start

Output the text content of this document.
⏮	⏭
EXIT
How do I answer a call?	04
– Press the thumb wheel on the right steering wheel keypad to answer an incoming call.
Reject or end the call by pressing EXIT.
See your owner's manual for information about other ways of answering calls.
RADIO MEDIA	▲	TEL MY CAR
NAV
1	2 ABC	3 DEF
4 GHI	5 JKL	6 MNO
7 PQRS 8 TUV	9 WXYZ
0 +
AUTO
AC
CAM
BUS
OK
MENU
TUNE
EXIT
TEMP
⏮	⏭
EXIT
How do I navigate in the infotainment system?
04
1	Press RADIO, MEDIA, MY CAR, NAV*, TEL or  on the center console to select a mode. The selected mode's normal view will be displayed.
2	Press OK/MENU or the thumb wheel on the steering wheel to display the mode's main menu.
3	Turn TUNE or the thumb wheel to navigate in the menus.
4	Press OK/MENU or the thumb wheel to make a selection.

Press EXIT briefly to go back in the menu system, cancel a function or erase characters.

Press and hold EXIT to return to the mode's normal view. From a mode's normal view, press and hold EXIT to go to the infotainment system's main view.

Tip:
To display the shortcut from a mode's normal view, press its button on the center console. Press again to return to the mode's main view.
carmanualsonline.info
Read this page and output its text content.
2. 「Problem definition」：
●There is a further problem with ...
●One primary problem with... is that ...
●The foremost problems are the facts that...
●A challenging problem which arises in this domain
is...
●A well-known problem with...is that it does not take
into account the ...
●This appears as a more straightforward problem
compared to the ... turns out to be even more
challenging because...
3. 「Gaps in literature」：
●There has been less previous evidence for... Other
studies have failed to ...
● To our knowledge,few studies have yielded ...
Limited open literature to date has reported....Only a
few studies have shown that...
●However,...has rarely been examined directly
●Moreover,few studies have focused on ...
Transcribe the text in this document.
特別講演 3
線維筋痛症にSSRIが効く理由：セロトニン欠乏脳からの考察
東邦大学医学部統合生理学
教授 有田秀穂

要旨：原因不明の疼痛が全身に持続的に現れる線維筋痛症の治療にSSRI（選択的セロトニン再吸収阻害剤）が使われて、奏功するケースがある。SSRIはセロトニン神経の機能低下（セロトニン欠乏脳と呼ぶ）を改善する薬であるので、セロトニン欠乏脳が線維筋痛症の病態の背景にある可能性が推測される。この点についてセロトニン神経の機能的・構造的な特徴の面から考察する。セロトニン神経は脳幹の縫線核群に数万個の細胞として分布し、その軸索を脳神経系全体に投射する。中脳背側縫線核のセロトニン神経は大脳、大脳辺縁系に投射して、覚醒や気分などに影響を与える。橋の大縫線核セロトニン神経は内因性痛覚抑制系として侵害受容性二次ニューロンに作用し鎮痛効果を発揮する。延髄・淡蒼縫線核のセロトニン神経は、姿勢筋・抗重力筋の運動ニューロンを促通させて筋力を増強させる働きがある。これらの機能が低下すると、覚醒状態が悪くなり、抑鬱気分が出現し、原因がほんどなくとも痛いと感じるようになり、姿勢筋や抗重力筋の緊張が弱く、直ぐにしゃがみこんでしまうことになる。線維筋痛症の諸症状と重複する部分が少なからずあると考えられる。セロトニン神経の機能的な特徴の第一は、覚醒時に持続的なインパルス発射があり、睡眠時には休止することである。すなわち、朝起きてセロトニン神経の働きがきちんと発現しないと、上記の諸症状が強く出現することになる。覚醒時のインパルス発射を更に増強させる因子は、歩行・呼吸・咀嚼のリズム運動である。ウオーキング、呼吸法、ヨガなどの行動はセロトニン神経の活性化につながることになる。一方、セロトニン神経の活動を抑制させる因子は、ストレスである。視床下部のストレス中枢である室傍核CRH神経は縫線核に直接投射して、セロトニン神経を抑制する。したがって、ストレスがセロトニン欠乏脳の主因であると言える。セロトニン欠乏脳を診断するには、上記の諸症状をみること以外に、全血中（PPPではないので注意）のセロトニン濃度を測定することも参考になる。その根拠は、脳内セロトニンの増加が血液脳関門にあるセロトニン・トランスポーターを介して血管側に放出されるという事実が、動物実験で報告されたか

end

Work to be completed: Return the listing above in full, character for character.

Result for this task:
Output the text content of this document.
⏮	⏭
EXIT
How do I answer a call?	04
– Press the thumb wheel on the right steering wheel keypad to answer an incoming call.
Reject or end the call by pressing EXIT.
See your owner's manual for information about other ways of answering calls.
RADIO MEDIA	▲	TEL MY CAR
NAV
1	2 ABC	3 DEF
4 GHI	5 JKL	6 MNO
7 PQRS 8 TUV	9 WXYZ
0 +
AUTO
AC
CAM
BUS
OK
MENU
TUNE
EXIT
TEMP
⏮	⏭
EXIT
How do I navigate in the infotainment system?
04
1	Press RADIO, MEDIA, MY CAR, NAV*, TEL or  on the center console to select a mode. The selected mode's normal view will be displayed.
2	Press OK/MENU or the thumb wheel on the steering wheel to display the mode's main menu.
3	Turn TUNE or the thumb wheel to navigate in the menus.
4	Press OK/MENU or the thumb wheel to make a selection.

Press EXIT briefly to go back in the menu system, cancel a function or erase characters.

Press and hold EXIT to return to the mode's normal view. From a mode's normal view, press and hold EXIT to go to the infotainment system's main view.

Tip:
To display the shortcut from a mode's normal view, press its button on the center console. Press again to return to the mode's main view.
carmanualsonline.info
Read this page and output its text content.
2. 「Problem definition」：
●There is a further problem with ...
●One primary problem with... is that ...
●The foremost problems are the facts that...
●A challenging problem which arises in this domain
is...
●A well-known problem with...is that it does not take
into account the ...
●This appears as a more straightforward problem
compared to the ... turns out to be even more
challenging because...
3. 「Gaps in literature」：
●There has been less previous evidence for... Other
studies have failed to ...
● To our knowledge,few studies have yielded ...
Limited open literature to date has reported....Only a
few studies have shown that...
●However,...has rarely been examined directly
●Moreover,few studies have focused on ...
Transcribe the text in this document.
特別講演 3
線維筋痛症にSSRIが効く理由：セロトニン欠乏脳からの考察
東邦大学医学部統合生理学
教授 有田秀穂

要旨：原因不明の疼痛が全身に持続的に現れる線維筋痛症の治療にSSRI（選択的セロトニン再吸収阻害剤）が使われて、奏功するケースがある。SSRIはセロトニン神経の機能低下（セロトニン欠乏脳と呼ぶ）を改善する薬であるので、セロトニン欠乏脳が線維筋痛症の病態の背景にある可能性が推測される。この点についてセロトニン神経の機能的・構造的な特徴の面から考察する。セロトニン神経は脳幹の縫線核群に数万個の細胞として分布し、その軸索を脳神経系全体に投射する。中脳背側縫線核のセロトニン神経は大脳、大脳辺縁系に投射して、覚醒や気分などに影響を与える。橋の大縫線核セロトニン神経は内因性痛覚抑制系として侵害受容性二次ニューロンに作用し鎮痛効果を発揮する。延髄・淡蒼縫線核のセロトニン神経は、姿勢筋・抗重力筋の運動ニューロンを促通させて筋力を増強させる働きがある。これらの機能が低下すると、覚醒状態が悪くなり、抑鬱気分が出現し、原因がほんどなくとも痛いと感じるようになり、姿勢筋や抗重力筋の緊張が弱く、直ぐにしゃがみこんでしまうことになる。線維筋痛症の諸症状と重複する部分が少なからずあると考えられる。セロトニン神経の機能的な特徴の第一は、覚醒時に持続的なインパルス発射があり、睡眠時には休止することである。すなわち、朝起きてセロトニン神経の働きがきちんと発現しないと、上記の諸症状が強く出現することになる。覚醒時のインパルス発射を更に増強させる因子は、歩行・呼吸・咀嚼のリズム運動である。ウオーキング、呼吸法、ヨガなどの行動はセロトニン神経の活性化につながることになる。一方、セロトニン神経の活動を抑制させる因子は、ストレスである。視床下部のストレス中枢である室傍核CRH神経は縫線核に直接投射して、セロトニン神経を抑制する。したがって、ストレスがセロトニン欠乏脳の主因であると言える。セロトニン欠乏脳を診断するには、上記の諸症状をみること以外に、全血中（PPPではないので注意）のセロトニン濃度を測定することも参考になる。その根拠は、脳内セロトニンの増加が血液脳関門にあるセロトニン・トランスポーターを介して血管側に放出されるという事実が、動物実験で報告されたか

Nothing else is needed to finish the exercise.